> _RECORDS_:
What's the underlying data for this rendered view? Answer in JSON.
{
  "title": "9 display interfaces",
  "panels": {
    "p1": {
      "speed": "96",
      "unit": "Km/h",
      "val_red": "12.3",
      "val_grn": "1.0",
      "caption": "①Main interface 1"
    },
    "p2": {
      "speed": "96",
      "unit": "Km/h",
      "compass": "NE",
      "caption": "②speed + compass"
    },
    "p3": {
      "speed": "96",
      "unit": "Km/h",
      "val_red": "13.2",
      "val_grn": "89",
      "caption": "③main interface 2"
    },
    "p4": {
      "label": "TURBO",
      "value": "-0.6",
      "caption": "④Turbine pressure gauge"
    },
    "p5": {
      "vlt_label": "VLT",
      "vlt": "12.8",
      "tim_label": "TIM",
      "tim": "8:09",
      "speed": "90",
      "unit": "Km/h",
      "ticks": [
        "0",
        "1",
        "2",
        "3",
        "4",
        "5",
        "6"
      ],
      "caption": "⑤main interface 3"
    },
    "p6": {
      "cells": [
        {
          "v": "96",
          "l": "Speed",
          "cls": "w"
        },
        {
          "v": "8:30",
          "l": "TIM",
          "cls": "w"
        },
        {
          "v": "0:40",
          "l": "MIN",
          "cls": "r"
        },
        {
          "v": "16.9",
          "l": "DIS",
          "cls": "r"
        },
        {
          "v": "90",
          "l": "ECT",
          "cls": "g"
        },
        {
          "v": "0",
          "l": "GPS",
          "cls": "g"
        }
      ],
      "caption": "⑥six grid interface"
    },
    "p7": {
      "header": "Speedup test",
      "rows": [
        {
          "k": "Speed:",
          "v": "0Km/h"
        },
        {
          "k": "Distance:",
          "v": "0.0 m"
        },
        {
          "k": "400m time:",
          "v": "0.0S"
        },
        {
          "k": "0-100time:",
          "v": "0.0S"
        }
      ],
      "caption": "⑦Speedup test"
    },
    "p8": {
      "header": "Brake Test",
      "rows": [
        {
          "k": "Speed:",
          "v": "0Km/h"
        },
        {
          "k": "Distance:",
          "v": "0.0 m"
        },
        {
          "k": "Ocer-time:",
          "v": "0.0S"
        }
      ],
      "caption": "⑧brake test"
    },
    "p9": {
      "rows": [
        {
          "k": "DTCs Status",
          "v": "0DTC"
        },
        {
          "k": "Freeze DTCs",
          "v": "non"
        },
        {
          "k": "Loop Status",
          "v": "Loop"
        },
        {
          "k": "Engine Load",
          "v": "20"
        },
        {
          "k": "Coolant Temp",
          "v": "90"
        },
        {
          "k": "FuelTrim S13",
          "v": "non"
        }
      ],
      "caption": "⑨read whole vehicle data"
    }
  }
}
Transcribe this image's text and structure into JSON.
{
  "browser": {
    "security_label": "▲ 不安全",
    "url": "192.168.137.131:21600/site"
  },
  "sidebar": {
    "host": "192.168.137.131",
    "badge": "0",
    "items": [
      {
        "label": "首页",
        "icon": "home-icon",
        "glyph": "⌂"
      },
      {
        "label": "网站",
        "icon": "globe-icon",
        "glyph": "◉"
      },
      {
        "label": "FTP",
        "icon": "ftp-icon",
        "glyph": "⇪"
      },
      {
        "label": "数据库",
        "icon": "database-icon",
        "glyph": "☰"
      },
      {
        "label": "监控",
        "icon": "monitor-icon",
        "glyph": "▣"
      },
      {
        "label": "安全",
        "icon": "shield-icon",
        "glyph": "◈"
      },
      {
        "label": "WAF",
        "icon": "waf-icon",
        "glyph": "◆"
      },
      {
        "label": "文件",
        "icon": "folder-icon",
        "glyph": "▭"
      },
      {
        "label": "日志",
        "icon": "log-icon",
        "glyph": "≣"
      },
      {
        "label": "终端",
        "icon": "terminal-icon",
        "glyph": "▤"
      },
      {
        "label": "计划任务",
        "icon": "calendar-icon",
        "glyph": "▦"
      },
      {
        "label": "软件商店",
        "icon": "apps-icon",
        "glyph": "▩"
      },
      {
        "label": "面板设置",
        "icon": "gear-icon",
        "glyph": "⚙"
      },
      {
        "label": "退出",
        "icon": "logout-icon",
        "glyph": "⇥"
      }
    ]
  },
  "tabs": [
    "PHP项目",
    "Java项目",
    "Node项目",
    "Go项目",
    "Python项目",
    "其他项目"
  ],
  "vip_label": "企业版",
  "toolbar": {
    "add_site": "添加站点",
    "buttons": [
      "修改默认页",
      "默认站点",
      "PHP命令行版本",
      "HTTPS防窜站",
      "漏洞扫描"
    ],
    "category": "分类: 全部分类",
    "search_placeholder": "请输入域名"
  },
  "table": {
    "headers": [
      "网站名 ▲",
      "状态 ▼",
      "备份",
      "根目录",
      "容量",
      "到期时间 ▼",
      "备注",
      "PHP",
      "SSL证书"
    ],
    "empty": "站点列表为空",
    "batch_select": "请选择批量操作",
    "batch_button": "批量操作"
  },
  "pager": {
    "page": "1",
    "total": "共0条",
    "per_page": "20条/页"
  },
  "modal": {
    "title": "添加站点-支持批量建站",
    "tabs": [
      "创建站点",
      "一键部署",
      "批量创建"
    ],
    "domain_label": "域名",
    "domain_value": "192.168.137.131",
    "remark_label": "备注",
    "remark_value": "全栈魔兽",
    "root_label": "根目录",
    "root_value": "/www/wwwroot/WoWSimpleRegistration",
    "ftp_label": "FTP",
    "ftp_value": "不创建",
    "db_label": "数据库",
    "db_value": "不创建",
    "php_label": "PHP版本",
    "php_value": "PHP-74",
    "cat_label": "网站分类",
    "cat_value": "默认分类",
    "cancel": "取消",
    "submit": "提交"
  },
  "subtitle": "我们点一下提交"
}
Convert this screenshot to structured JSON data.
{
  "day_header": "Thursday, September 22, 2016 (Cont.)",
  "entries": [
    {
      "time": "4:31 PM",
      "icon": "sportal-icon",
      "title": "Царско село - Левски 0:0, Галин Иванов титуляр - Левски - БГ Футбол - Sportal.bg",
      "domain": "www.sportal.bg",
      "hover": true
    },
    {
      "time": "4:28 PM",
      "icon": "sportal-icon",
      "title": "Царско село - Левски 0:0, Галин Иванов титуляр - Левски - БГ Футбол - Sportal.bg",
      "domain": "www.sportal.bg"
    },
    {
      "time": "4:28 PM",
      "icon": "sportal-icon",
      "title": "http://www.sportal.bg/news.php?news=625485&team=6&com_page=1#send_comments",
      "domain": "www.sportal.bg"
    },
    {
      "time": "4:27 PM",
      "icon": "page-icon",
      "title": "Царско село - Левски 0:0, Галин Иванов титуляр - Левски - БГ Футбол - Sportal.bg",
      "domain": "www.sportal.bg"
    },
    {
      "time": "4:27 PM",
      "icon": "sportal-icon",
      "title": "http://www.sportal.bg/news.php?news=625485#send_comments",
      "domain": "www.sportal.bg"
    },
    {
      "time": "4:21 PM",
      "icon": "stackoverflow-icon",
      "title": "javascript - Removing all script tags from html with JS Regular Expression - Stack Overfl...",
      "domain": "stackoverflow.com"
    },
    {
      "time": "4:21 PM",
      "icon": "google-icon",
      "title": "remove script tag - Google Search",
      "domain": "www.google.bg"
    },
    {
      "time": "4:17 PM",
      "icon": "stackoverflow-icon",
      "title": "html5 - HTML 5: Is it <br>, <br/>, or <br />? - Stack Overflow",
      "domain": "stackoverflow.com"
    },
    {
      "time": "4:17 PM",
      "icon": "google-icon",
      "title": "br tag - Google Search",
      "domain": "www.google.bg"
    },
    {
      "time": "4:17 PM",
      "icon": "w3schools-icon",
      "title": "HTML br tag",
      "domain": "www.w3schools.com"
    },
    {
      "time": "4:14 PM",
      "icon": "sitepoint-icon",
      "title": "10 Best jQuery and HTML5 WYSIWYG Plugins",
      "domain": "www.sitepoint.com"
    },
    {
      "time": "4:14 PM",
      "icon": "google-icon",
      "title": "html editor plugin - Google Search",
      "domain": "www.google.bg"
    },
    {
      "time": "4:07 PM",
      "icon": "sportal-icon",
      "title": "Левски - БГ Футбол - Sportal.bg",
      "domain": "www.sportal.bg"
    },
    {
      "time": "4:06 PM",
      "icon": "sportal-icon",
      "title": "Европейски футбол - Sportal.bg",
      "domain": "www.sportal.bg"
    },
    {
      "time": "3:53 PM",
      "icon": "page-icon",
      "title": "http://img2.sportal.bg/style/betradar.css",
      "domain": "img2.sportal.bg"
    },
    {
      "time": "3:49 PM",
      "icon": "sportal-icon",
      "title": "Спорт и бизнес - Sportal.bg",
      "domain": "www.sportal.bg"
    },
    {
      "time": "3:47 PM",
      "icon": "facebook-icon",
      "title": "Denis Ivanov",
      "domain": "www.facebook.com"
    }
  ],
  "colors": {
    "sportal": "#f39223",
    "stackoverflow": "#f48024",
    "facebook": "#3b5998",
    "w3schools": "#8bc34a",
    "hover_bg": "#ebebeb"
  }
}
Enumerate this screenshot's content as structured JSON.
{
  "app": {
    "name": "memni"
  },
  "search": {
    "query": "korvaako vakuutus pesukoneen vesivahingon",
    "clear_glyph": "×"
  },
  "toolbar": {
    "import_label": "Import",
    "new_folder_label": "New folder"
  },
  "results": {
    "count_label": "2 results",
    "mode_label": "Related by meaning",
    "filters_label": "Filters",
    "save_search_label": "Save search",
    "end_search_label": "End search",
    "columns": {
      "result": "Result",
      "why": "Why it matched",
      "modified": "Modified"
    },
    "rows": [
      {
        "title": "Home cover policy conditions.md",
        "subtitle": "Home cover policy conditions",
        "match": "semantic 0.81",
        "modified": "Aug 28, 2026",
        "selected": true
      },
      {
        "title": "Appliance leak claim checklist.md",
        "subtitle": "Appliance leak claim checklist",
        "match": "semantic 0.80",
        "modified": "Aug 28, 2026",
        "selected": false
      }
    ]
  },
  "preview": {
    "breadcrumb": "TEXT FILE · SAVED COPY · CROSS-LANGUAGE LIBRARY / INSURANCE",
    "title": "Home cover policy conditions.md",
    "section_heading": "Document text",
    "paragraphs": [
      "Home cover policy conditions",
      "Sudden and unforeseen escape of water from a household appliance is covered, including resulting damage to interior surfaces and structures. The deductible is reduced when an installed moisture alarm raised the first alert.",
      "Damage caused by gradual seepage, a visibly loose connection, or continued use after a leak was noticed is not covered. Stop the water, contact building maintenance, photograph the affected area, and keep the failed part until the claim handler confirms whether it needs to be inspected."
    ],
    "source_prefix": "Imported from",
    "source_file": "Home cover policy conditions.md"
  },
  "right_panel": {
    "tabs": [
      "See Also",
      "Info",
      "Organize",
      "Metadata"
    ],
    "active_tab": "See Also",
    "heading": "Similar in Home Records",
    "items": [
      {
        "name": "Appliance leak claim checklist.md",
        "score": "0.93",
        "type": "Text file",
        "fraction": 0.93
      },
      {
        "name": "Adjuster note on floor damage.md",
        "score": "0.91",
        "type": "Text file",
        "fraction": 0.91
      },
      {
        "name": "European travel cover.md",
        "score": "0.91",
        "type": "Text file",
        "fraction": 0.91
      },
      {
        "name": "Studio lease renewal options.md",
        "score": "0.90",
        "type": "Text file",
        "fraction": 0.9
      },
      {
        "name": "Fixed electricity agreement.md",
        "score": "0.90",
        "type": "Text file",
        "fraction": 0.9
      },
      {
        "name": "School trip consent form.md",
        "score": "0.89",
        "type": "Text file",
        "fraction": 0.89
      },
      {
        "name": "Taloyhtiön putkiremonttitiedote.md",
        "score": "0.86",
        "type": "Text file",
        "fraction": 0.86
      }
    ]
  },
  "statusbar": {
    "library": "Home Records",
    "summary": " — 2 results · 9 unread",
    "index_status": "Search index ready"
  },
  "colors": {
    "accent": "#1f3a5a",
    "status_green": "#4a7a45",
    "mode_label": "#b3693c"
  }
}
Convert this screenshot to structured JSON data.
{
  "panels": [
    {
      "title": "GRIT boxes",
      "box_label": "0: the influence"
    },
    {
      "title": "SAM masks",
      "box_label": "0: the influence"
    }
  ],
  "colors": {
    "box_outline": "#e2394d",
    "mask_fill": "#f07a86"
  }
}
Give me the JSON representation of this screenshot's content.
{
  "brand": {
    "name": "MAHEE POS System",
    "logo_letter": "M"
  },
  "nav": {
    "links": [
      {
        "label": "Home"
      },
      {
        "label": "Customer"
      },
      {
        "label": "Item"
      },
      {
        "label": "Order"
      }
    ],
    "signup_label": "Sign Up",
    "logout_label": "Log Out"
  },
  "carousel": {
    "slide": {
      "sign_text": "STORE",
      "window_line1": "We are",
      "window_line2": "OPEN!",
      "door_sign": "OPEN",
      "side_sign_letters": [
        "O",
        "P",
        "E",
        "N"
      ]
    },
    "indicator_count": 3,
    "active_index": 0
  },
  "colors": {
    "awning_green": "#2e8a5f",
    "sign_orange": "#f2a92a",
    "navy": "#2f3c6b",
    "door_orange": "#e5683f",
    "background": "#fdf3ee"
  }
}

> _TASK GOAL_:
From the line holding "Give me the" to the last line of the records, quote each line exactly and add nothing.

> _CORRECT RESPONSE_:
Give me the JSON representation of this screenshot's content.
{
  "brand": {
    "name": "MAHEE POS System",
    "logo_letter": "M"
  },
  "nav": {
    "links": [
      {
        "label": "Home"
      },
      {
        "label": "Customer"
      },
      {
        "label": "Item"
      },
      {
        "label": "Order"
      }
    ],
    "signup_label": "Sign Up",
    "logout_label": "Log Out"
  },
  "carousel": {
    "slide": {
      "sign_text": "STORE",
      "window_line1": "We are",
      "window_line2": "OPEN!",
      "door_sign": "OPEN",
      "side_sign_letters": [
        "O",
        "P",
        "E",
        "N"
      ]
    },
    "indicator_count": 3,
    "active_index": 0
  },
  "colors": {
    "awning_green": "#2e8a5f",
    "sign_orange": "#f2a92a",
    "navy": "#2f3c6b",
    "door_orange": "#e5683f",
    "background": "#fdf3ee"
  }
}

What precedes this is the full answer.